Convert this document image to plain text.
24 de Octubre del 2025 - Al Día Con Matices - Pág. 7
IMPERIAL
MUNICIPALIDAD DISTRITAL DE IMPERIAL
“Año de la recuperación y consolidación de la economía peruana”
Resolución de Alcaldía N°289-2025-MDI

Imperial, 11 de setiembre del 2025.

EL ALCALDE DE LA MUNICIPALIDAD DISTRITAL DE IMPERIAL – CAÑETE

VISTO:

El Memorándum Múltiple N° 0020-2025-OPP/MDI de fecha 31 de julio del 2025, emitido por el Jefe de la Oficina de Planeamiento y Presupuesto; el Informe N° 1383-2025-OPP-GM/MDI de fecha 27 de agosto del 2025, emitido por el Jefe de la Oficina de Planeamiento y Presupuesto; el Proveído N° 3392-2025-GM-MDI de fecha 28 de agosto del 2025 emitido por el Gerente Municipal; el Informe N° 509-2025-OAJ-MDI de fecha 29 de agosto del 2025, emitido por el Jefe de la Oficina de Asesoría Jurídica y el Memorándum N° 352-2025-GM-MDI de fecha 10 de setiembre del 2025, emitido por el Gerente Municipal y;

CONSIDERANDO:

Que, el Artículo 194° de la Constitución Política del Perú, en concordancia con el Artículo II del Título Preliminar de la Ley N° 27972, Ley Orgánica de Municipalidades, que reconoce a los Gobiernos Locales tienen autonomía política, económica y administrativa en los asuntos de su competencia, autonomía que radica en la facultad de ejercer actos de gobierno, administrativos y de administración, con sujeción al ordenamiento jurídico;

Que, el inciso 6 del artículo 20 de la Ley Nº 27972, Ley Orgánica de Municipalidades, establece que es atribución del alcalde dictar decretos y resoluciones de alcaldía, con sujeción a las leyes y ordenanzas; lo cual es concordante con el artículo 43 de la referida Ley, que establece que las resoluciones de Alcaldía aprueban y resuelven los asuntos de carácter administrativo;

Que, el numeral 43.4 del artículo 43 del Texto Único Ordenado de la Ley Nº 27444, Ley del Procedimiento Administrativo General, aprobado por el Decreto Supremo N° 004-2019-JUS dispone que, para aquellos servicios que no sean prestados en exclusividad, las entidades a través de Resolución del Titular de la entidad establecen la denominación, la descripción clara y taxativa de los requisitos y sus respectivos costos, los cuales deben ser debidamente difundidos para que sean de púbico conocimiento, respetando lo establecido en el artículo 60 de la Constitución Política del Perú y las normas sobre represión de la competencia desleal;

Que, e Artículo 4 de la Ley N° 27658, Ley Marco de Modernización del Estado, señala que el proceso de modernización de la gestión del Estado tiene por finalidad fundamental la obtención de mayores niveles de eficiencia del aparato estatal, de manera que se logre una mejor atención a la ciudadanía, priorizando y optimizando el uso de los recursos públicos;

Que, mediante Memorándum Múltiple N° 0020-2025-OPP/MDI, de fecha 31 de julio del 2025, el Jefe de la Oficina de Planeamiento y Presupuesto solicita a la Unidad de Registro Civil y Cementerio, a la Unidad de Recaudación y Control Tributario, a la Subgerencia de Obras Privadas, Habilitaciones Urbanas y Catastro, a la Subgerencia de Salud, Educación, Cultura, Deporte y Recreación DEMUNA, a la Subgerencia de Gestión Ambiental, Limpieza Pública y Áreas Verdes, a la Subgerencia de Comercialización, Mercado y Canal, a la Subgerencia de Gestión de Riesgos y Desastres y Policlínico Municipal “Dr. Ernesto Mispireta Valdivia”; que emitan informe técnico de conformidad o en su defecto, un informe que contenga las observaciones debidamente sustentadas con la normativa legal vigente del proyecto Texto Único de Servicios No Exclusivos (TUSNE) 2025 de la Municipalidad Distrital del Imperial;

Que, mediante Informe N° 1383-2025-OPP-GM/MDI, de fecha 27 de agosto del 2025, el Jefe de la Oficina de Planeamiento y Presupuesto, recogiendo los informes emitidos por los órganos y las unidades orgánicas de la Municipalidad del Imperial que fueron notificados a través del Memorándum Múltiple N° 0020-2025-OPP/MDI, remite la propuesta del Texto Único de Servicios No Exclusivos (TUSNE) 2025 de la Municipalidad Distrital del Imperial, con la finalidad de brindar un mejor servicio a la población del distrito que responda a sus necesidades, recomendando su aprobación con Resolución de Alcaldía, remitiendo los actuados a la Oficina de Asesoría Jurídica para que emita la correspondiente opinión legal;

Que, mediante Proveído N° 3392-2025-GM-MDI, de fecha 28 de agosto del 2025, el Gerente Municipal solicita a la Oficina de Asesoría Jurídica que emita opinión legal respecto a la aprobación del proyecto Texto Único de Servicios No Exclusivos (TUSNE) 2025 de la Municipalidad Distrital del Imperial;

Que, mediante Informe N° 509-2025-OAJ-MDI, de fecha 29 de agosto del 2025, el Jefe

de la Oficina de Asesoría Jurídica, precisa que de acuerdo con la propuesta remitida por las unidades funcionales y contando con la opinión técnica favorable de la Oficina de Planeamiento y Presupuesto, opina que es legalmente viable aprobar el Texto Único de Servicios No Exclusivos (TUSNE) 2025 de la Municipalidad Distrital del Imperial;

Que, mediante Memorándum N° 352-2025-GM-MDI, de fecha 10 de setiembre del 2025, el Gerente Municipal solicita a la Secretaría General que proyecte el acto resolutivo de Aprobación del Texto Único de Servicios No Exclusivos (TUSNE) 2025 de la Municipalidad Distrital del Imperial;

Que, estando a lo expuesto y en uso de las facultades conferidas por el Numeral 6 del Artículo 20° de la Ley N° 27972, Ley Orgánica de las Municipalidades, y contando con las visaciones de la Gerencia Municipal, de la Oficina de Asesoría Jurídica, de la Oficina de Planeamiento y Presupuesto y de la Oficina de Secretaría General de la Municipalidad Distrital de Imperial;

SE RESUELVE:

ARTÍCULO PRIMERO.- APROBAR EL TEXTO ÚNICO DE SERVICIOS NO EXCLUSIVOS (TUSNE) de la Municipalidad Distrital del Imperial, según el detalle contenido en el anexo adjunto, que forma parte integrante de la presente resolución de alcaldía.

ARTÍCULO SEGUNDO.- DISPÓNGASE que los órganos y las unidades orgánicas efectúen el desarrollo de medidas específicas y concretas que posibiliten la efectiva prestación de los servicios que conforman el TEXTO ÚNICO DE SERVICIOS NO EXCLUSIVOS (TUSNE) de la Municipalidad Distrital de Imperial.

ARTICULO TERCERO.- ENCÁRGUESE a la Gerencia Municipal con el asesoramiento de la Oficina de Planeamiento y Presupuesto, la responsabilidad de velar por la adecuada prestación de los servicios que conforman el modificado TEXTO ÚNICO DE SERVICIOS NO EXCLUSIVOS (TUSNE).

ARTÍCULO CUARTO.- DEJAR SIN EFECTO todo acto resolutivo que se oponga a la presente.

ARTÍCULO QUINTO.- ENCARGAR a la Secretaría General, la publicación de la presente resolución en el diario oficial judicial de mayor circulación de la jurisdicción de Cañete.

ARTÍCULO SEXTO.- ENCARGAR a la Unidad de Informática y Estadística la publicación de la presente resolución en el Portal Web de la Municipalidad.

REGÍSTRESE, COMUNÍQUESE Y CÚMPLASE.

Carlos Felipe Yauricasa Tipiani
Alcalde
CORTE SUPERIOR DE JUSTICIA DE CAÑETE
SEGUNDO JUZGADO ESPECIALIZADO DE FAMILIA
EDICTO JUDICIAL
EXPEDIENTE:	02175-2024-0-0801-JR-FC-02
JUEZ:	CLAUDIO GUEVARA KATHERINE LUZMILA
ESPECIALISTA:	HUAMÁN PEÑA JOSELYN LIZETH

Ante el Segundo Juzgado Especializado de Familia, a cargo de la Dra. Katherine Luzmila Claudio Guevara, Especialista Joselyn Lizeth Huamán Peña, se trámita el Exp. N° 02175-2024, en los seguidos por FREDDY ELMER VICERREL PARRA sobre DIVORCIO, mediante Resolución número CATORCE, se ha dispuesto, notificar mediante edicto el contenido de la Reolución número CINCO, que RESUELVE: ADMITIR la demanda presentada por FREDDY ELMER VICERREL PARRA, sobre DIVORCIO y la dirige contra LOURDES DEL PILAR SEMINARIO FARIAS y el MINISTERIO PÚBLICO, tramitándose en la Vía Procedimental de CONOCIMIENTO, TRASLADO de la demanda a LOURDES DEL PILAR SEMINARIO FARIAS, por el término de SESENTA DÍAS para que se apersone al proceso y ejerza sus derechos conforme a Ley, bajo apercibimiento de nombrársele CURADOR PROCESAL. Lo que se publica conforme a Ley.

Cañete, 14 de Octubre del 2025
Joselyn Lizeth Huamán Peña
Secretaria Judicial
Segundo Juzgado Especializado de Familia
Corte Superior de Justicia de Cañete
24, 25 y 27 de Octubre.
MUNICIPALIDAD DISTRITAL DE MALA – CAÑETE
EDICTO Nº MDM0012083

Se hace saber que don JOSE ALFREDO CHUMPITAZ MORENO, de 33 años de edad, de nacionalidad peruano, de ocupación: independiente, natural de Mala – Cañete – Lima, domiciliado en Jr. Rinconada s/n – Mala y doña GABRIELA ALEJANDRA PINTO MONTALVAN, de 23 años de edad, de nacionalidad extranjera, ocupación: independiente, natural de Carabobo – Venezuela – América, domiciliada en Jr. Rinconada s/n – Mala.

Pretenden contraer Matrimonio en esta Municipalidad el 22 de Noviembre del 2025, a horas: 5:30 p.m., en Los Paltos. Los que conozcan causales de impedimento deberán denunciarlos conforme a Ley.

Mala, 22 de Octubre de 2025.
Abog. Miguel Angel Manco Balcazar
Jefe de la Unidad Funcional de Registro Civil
+-------+
*Exercise directions*:
How many lines in the listing above contain the string "resolutivo"? Answer with the number only.

*Output of the exercise*:
2